┌──

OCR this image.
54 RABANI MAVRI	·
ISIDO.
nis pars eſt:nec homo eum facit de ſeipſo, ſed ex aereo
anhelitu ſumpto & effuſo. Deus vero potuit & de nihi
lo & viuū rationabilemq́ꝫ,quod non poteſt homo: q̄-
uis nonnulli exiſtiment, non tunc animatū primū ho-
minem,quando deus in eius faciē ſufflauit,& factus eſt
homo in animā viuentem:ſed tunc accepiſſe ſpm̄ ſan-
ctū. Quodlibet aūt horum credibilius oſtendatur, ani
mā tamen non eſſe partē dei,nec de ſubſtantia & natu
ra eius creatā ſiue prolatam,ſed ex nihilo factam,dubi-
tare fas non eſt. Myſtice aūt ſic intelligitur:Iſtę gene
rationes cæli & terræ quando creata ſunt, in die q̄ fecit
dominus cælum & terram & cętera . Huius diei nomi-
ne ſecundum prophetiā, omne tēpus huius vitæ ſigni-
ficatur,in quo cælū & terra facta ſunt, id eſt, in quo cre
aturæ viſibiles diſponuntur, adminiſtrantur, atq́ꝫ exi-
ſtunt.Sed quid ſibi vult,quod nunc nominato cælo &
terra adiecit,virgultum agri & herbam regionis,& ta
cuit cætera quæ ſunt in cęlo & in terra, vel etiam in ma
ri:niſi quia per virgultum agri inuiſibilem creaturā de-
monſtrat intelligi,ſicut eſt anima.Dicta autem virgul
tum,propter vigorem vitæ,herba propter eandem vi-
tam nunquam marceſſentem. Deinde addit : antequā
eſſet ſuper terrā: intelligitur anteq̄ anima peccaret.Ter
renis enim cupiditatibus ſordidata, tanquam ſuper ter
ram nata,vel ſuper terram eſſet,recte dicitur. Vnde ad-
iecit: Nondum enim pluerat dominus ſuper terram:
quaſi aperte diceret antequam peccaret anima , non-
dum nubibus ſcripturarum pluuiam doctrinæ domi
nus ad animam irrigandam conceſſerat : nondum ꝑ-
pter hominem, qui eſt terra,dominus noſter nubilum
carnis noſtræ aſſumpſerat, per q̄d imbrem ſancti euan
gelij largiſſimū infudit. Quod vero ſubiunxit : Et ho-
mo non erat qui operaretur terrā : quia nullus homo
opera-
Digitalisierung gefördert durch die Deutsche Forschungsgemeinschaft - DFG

└──

## Direction:
Some lines of the records may hold the word "peccaret". How many do? Answer with a number and nothing else.

## Exercise output:
2